→ **The problem**: Go over the entries below line by line, copying each one that contains the word "пояснений".

→ **Provided material**:
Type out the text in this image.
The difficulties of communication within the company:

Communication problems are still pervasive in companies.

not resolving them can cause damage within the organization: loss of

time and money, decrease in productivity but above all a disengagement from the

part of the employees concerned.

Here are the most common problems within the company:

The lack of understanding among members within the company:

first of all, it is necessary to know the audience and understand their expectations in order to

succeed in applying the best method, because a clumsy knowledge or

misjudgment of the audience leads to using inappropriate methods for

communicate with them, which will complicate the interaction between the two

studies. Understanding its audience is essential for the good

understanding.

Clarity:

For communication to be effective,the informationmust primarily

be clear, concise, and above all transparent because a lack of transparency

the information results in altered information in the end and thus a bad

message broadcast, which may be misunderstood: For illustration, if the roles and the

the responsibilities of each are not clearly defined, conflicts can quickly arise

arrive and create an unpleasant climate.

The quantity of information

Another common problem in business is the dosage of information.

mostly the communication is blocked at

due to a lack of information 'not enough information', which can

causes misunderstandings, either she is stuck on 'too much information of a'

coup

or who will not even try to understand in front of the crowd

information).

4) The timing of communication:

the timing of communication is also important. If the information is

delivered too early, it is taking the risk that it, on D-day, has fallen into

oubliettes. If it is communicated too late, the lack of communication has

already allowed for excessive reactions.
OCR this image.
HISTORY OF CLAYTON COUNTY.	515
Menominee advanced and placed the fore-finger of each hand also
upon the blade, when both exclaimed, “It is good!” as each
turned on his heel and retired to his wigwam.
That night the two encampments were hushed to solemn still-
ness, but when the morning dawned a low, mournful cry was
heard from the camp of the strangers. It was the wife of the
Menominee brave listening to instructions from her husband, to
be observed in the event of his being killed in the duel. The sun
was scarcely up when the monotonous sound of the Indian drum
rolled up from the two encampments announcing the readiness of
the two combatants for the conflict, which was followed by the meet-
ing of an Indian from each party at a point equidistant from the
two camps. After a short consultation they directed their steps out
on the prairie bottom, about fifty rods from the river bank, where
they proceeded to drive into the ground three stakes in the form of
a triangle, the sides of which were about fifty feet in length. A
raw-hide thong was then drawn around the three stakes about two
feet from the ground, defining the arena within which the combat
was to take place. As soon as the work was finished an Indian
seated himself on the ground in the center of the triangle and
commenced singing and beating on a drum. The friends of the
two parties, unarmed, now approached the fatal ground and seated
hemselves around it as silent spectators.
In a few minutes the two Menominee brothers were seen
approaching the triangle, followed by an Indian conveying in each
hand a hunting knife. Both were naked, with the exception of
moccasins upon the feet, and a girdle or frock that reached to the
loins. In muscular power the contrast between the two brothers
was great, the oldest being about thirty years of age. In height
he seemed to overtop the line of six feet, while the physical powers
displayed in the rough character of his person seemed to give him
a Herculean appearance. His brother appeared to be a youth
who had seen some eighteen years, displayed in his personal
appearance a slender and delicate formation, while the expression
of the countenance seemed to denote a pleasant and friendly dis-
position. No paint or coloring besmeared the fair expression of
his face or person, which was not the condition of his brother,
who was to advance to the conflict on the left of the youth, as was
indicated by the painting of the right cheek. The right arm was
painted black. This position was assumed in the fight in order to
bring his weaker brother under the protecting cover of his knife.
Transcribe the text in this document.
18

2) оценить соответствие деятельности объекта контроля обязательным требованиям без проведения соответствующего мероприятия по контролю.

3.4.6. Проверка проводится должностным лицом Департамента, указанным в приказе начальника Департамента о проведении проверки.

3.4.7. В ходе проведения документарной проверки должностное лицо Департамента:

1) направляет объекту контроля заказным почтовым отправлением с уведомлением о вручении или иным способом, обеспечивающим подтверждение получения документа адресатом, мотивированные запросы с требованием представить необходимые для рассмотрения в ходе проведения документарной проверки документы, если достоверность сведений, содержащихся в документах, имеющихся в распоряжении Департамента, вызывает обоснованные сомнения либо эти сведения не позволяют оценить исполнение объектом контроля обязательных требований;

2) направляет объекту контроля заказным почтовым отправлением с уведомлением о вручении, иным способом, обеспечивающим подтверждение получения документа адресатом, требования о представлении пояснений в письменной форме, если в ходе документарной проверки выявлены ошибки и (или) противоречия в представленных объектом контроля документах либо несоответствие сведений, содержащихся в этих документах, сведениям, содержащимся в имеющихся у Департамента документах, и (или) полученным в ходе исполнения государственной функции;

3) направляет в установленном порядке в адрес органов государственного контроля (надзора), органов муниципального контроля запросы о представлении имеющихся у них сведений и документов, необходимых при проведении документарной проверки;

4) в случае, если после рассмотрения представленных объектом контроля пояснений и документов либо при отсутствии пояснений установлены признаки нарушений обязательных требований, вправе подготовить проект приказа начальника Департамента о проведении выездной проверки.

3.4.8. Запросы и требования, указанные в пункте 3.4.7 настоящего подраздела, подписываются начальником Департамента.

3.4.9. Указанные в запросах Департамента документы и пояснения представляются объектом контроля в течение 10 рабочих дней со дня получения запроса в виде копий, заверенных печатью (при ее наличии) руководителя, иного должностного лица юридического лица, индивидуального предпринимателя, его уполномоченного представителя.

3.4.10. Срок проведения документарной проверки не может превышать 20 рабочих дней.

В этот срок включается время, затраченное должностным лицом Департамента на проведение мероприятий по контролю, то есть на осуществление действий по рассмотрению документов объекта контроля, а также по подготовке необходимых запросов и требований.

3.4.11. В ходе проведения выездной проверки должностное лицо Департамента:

→ **Full output**:
2) направляет объекту контроля заказным почтовым отправлением с уведомлением о вручении, иным способом, обеспечивающим подтверждение получения документа адресатом, требования о представлении пояснений в письменной форме, если в ходе документарной проверки выявлены ошибки и (или) противоречия в представленных объектом контроля документах либо несоответствие сведений, содержащихся в этих документах, сведениям, содержащимся в имеющихся у Департамента документах, и (или) полученным в ходе исполнения государственной функции;
4) в случае, если после рассмотрения представленных объектом контроля пояснений и документов либо при отсутствии пояснений установлены признаки нарушений обязательных требований, вправе подготовить проект приказа начальника Департамента о проведении выездной проверки.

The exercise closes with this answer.